Task instructions> Your task is to return the line containing "Enumerate this chart's" plus every line after it, exactly and with nothing added.

Data provided>
--- Begin ---

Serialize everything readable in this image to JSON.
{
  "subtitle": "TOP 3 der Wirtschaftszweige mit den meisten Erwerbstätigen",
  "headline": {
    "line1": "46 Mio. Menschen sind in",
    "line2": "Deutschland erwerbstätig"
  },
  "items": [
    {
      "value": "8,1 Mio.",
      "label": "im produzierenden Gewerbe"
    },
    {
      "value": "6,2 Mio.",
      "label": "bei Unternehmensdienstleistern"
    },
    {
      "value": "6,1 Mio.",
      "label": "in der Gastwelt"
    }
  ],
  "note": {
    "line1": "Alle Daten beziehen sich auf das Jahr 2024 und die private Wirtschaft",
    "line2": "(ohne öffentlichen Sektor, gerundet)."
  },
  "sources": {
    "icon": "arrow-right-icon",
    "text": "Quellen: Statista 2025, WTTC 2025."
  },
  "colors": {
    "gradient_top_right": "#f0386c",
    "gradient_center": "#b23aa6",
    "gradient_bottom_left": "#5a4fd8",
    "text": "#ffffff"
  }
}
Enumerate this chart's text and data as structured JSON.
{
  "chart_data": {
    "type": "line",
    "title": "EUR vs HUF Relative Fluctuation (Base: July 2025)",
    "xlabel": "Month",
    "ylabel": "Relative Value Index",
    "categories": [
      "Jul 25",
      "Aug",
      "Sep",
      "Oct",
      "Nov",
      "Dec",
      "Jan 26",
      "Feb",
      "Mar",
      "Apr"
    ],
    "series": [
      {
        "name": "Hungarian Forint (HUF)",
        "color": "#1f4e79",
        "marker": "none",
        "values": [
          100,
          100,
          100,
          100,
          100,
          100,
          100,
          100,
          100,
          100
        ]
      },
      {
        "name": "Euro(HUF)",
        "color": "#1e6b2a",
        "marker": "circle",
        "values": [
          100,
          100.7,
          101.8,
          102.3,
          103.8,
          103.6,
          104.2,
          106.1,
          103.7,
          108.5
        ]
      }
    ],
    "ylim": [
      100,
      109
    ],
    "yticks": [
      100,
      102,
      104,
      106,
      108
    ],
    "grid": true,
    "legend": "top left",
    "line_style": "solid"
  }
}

--- End ---

Correct output>
Enumerate this chart's text and data as structured JSON.
{
  "chart_data": {
    "type": "line",
    "title": "EUR vs HUF Relative Fluctuation (Base: July 2025)",
    "xlabel": "Month",
    "ylabel": "Relative Value Index",
    "categories": [
      "Jul 25",
      "Aug",
      "Sep",
      "Oct",
      "Nov",
      "Dec",
      "Jan 26",
      "Feb",
      "Mar",
      "Apr"
    ],
    "series": [
      {
        "name": "Hungarian Forint (HUF)",
        "color": "#1f4e79",
        "marker": "none",
        "values": [
          100,
          100,
          100,
          100,
          100,
          100,
          100,
          100,
          100,
          100
        ]
      },
      {
        "name": "Euro(HUF)",
        "color": "#1e6b2a",
        "marker": "circle",
        "values": [
          100,
          100.7,
          101.8,
          102.3,
          103.8,
          103.6,
          104.2,
          106.1,
          103.7,
          108.5
        ]
      }
    ],
    "ylim": [
      100,
      109
    ],
    "yticks": [
      100,
      102,
      104,
      106,
      108
    ],
    "grid": true,
    "legend": "top left",
    "line_style": "solid"
  }
}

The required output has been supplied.